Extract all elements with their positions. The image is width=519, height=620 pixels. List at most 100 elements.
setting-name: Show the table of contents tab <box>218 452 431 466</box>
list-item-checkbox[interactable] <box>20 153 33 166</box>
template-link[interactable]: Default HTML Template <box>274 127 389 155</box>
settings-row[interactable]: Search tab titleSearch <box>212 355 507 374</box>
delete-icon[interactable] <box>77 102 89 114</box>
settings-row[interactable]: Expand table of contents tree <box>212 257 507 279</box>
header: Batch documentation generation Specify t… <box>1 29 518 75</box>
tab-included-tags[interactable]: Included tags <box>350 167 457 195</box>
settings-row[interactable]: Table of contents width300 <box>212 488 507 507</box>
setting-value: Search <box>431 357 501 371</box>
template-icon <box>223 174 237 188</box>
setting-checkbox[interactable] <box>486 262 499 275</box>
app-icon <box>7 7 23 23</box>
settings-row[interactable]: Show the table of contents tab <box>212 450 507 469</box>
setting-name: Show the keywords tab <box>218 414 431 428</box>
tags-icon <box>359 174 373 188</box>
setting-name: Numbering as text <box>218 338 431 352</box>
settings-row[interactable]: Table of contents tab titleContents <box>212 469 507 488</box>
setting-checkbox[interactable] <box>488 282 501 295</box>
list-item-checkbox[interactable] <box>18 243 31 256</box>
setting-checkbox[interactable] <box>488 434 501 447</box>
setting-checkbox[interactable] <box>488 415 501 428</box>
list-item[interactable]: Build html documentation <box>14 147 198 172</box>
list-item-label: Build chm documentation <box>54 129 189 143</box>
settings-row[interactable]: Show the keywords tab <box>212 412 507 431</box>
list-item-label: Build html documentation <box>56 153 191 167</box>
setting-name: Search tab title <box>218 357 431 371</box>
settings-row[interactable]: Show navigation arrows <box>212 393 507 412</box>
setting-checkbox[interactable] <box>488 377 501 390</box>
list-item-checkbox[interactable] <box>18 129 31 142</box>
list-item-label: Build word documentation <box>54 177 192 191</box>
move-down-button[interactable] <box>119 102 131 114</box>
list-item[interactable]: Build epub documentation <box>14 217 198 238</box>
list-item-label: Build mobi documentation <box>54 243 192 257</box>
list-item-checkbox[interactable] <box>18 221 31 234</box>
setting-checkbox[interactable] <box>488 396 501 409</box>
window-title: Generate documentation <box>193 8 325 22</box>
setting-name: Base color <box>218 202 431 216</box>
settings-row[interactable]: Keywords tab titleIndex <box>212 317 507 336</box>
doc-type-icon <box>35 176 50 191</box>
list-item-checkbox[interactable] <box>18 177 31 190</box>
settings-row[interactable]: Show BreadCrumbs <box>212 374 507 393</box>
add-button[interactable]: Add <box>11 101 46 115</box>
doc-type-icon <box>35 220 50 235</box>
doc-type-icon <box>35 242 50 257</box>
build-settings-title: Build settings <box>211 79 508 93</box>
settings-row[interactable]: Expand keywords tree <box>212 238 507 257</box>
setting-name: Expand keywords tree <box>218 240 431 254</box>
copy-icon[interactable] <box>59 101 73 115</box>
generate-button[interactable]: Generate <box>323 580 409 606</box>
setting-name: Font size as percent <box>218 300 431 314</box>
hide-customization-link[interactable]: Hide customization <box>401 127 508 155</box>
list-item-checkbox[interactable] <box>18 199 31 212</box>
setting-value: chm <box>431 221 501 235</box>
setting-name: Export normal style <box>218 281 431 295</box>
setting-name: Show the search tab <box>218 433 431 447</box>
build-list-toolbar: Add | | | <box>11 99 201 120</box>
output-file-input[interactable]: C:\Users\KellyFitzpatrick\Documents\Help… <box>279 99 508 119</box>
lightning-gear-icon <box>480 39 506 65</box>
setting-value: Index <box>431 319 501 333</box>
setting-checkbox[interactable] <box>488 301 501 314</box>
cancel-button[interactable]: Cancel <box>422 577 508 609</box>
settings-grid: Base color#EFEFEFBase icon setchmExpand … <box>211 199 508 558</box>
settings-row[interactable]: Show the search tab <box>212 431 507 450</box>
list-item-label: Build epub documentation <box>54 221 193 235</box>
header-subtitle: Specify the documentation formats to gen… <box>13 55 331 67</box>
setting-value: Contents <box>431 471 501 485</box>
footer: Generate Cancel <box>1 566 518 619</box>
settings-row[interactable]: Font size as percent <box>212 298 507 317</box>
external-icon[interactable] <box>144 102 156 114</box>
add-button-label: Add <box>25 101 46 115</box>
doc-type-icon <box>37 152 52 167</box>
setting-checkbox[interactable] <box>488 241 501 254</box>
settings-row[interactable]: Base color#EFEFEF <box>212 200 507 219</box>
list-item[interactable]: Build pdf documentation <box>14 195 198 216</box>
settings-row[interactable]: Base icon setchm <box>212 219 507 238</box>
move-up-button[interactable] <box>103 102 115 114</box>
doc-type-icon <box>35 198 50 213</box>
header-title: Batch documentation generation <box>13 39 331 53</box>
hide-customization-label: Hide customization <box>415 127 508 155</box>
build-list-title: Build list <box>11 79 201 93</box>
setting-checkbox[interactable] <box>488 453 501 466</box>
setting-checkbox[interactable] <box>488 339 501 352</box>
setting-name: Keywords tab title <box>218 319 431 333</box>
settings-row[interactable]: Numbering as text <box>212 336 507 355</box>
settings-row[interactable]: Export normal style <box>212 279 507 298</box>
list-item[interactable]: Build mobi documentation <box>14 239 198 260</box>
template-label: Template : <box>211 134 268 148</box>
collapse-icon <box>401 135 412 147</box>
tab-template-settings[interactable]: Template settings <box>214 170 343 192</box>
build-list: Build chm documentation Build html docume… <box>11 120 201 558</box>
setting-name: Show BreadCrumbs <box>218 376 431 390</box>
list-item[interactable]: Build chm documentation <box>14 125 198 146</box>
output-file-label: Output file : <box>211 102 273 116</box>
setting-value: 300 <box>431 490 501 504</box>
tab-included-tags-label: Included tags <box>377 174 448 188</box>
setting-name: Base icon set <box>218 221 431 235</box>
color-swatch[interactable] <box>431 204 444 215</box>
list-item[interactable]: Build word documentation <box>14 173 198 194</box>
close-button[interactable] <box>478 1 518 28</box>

EXERCISE PROMPT.
Reproduce only the part of the listing that runs from its first line through the line containing "template-link[interactable]: Default HTML", with "pixels" replaced by "px" and nothing else altered.

SOLUTION FOR THIS EXERCISE.
Extract all elements with their positions. The image is width=519, height=620 px. List at most 100 elements.
setting-name: Show the table of contents tab <box>218 452 431 466</box>
list-item-checkbox[interactable] <box>20 153 33 166</box>
template-link[interactable]: Default HTML Template <box>274 127 389 155</box>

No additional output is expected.